- Direction
From the records below, copy every line that contains the word "在没有括号的算式里".

Data entries
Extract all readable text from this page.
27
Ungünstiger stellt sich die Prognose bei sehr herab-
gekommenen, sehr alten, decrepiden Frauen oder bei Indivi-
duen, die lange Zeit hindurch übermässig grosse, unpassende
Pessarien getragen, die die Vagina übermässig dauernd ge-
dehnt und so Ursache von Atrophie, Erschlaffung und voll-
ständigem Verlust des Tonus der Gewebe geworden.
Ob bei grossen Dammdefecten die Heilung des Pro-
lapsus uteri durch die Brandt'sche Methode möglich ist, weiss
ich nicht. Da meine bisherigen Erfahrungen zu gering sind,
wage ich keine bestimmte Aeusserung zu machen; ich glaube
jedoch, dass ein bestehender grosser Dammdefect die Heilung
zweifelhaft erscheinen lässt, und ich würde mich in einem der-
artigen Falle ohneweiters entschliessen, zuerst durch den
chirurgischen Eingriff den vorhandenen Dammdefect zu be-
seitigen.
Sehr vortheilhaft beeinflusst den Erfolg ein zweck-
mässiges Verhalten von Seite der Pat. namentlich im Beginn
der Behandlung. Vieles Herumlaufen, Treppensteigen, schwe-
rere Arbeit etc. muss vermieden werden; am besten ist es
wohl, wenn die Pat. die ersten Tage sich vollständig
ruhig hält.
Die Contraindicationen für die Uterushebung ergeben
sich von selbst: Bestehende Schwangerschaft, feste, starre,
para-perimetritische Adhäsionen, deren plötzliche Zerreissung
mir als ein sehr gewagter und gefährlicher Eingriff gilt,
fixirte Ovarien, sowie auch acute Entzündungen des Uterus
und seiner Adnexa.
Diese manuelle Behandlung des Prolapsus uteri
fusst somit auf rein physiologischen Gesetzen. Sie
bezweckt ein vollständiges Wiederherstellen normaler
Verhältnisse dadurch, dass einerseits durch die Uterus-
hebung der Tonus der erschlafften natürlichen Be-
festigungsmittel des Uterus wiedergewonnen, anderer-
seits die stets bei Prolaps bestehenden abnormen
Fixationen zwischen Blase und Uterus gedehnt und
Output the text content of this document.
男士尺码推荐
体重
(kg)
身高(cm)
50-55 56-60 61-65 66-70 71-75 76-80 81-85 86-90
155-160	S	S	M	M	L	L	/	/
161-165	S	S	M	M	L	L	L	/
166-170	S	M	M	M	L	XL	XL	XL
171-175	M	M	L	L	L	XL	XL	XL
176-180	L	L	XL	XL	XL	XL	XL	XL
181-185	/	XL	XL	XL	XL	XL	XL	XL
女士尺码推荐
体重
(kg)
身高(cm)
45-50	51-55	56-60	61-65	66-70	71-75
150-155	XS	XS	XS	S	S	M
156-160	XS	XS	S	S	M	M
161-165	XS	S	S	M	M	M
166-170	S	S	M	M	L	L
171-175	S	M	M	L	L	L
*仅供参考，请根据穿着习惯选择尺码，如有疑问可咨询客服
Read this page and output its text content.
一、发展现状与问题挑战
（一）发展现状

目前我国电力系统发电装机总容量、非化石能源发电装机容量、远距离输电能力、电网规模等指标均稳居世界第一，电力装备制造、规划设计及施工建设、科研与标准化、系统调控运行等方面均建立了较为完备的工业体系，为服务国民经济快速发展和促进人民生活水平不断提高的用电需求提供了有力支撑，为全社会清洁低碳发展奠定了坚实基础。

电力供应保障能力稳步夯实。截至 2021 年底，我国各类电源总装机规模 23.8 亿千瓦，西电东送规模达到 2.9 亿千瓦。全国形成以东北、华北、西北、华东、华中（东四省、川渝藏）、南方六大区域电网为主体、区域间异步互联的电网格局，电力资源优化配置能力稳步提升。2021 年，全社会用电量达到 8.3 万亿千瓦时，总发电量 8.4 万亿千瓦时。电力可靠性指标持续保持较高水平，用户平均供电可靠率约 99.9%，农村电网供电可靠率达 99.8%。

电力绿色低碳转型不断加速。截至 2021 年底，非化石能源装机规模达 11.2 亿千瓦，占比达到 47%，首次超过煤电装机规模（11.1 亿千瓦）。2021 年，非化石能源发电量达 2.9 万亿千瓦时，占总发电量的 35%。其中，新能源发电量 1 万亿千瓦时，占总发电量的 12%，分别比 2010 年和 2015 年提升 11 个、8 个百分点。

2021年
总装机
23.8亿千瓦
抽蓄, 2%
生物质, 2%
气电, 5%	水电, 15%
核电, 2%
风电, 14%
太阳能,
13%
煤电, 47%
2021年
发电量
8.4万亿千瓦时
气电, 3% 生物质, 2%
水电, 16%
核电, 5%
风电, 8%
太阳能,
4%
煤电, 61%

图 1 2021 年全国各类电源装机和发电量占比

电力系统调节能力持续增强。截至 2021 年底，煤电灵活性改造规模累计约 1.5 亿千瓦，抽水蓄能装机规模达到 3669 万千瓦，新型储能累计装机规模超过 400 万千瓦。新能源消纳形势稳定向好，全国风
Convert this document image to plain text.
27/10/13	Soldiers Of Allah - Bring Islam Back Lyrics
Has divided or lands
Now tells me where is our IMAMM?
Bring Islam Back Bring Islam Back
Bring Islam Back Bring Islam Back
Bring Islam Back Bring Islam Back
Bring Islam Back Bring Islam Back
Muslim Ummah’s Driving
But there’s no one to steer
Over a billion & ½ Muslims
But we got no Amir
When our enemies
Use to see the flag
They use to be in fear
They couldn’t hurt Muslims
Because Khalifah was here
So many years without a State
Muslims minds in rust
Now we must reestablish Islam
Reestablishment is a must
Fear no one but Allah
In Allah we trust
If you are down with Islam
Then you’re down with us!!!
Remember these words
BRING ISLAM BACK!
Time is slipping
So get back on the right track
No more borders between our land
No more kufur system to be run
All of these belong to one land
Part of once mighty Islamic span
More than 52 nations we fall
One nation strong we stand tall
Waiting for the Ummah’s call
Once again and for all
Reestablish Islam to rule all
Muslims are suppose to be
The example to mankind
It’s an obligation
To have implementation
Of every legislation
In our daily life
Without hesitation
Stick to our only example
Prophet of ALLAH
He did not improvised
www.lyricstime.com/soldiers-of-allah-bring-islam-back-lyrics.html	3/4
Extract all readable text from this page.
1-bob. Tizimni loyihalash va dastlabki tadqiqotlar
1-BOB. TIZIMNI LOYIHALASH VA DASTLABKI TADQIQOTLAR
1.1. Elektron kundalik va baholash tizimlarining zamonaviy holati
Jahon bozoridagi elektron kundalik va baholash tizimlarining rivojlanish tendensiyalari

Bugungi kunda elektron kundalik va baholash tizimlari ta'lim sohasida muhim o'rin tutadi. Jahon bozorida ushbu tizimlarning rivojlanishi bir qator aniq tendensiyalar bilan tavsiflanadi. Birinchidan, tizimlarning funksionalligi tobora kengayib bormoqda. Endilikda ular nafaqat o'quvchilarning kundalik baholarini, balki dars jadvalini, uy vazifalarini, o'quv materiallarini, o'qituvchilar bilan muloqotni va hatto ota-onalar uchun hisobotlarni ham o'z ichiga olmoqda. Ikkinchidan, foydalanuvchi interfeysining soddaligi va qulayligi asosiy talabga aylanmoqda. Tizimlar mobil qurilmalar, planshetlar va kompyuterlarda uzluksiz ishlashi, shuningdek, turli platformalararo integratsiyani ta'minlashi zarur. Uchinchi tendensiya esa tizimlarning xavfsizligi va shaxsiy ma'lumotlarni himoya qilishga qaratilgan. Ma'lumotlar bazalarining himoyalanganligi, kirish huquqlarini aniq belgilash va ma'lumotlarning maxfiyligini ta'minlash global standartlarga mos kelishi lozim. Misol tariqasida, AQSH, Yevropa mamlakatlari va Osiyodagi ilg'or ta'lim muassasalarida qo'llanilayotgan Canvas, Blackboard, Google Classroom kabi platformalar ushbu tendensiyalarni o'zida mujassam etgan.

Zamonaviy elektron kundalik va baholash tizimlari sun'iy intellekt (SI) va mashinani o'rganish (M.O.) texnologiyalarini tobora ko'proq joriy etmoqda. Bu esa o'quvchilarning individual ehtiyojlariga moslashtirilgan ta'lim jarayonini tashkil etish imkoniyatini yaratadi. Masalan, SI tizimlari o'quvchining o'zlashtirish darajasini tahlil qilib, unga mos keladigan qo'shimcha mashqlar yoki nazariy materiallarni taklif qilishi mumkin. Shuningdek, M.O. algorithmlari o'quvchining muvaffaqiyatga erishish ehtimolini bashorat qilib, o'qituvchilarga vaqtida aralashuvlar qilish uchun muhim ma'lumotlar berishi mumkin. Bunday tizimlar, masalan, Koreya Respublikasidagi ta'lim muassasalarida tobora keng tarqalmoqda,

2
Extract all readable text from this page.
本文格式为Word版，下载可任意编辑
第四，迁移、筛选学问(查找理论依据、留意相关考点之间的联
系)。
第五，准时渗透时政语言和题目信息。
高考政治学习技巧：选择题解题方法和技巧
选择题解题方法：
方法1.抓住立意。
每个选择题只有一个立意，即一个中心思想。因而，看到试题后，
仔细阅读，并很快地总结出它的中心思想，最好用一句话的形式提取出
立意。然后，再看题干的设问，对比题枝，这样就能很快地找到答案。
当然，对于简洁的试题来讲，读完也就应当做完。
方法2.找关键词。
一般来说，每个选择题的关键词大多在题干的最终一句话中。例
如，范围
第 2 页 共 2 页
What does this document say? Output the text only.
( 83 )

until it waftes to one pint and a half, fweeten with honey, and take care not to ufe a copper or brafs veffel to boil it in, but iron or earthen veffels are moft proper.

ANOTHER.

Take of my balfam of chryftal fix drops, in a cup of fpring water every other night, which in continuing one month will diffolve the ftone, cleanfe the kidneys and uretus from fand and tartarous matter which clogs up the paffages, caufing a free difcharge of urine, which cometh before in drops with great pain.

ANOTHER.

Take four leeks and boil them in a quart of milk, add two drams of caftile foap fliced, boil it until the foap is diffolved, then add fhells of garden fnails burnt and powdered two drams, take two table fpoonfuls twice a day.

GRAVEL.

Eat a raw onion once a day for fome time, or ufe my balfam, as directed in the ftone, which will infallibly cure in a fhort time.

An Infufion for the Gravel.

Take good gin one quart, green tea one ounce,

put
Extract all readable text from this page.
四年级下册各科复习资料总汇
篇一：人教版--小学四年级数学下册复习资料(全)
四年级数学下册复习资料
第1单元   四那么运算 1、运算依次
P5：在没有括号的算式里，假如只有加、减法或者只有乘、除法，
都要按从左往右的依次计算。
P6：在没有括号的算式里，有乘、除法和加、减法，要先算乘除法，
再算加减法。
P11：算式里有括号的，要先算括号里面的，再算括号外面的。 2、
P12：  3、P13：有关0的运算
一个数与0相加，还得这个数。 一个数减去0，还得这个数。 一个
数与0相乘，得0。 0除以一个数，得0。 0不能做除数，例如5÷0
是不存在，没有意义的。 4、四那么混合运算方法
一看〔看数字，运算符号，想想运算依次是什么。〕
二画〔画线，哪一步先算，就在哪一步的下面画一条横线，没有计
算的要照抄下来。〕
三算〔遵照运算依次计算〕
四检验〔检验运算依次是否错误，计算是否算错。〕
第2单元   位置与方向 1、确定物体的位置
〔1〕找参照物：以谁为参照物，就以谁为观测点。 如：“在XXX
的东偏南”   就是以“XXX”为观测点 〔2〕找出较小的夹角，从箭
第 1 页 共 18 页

- Exercise response
P5：在没有括号的算式里，假如只有加、减法或者只有乘、除法，
P6：在没有括号的算式里，有乘、除法和加、减法，要先算乘除法，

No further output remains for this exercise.